▶ **TASK MATERIAL**
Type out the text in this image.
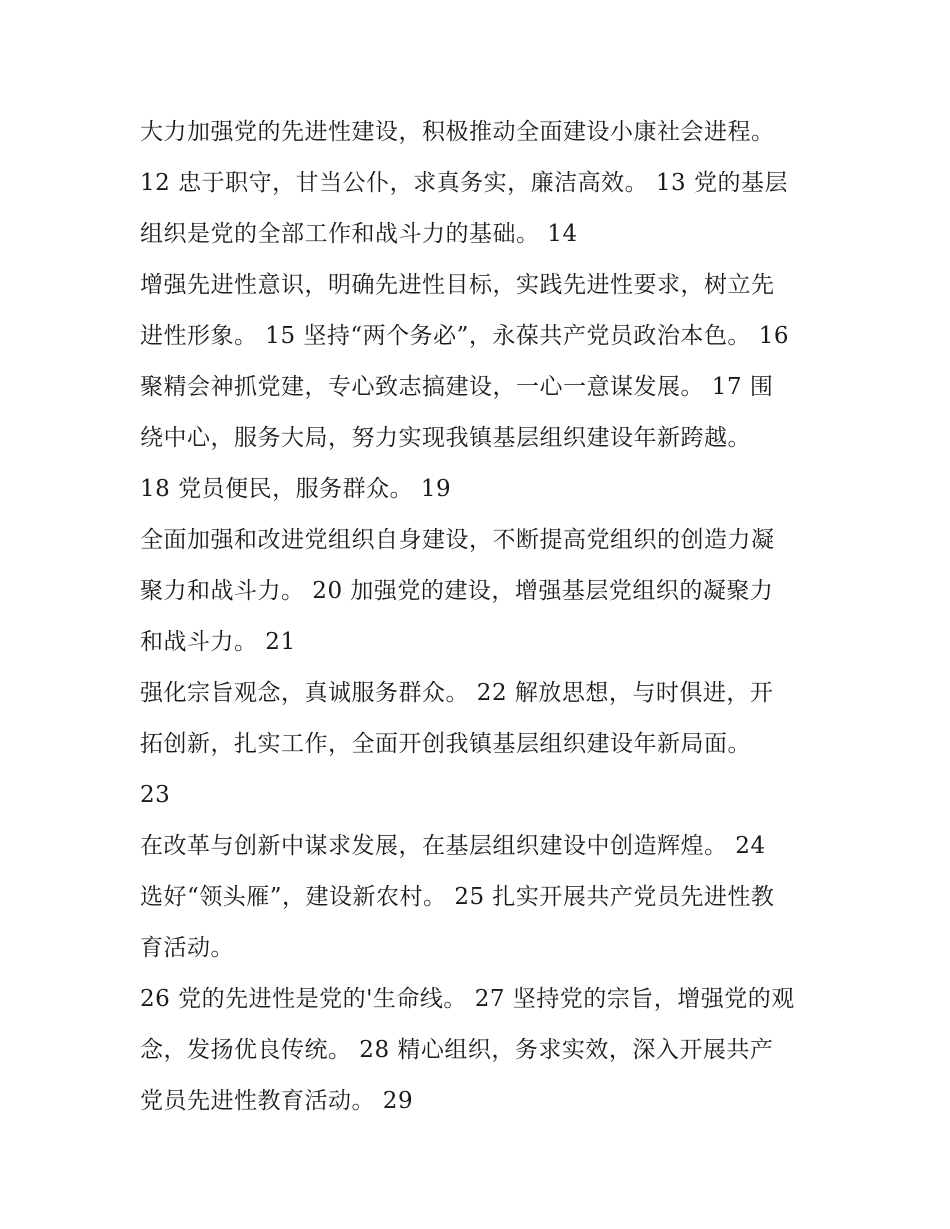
大力加强党的先进性建设，积极推动全面建设小康社会进程。
12 忠于职守，甘当公仆，求真务实，廉洁高效。 13 党的基层
组织是党的全部工作和战斗力的基础。 14
增强先进性意识，明确先进性目标，实践先进性要求，树立先
进性形象。 15 坚持“两个务必”，永葆共产党员政治本色。 16
聚精会神抓党建，专心致志搞建设，一心一意谋发展。 17 围
绕中心，服务大局，努力实现我镇基层组织建设年新跨越。
18 党员便民，服务群众。 19
全面加强和改进党组织自身建设，不断提高党组织的创造力凝
聚力和战斗力。 20 加强党的建设，增强基层党组织的凝聚力
和战斗力。 21
强化宗旨观念，真诚服务群众。 22 解放思想，与时俱进，开
拓创新，扎实工作，全面开创我镇基层组织建设年新局面。
23
在改革与创新中谋求发展，在基层组织建设中创造辉煌。 24
选好“领头雁”，建设新农村。 25 扎实开展共产党员先进性教
育活动。
26 党的先进性是党的'生命线。 27 坚持党的宗旨，增强党的观
念，发扬优良传统。 28 精心组织，务求实效，深入开展共产
党员先进性教育活动。 29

▶ **SHORT TASK**
Output the lines above in full and exactly as given, omitting any pictures.

▶ **RESPONSE**
Type out the text in this image.
大力加强党的先进性建设，积极推动全面建设小康社会进程。
12 忠于职守，甘当公仆，求真务实，廉洁高效。 13 党的基层
组织是党的全部工作和战斗力的基础。 14
增强先进性意识，明确先进性目标，实践先进性要求，树立先
进性形象。 15 坚持“两个务必”，永葆共产党员政治本色。 16
聚精会神抓党建，专心致志搞建设，一心一意谋发展。 17 围
绕中心，服务大局，努力实现我镇基层组织建设年新跨越。
18 党员便民，服务群众。 19
全面加强和改进党组织自身建设，不断提高党组织的创造力凝
聚力和战斗力。 20 加强党的建设，增强基层党组织的凝聚力
和战斗力。 21
强化宗旨观念，真诚服务群众。 22 解放思想，与时俱进，开
拓创新，扎实工作，全面开创我镇基层组织建设年新局面。
23
在改革与创新中谋求发展，在基层组织建设中创造辉煌。 24
选好“领头雁”，建设新农村。 25 扎实开展共产党员先进性教
育活动。
26 党的先进性是党的'生命线。 27 坚持党的宗旨，增强党的观
念，发扬优良传统。 28 精心组织，务求实效，深入开展共产
党员先进性教育活动。 29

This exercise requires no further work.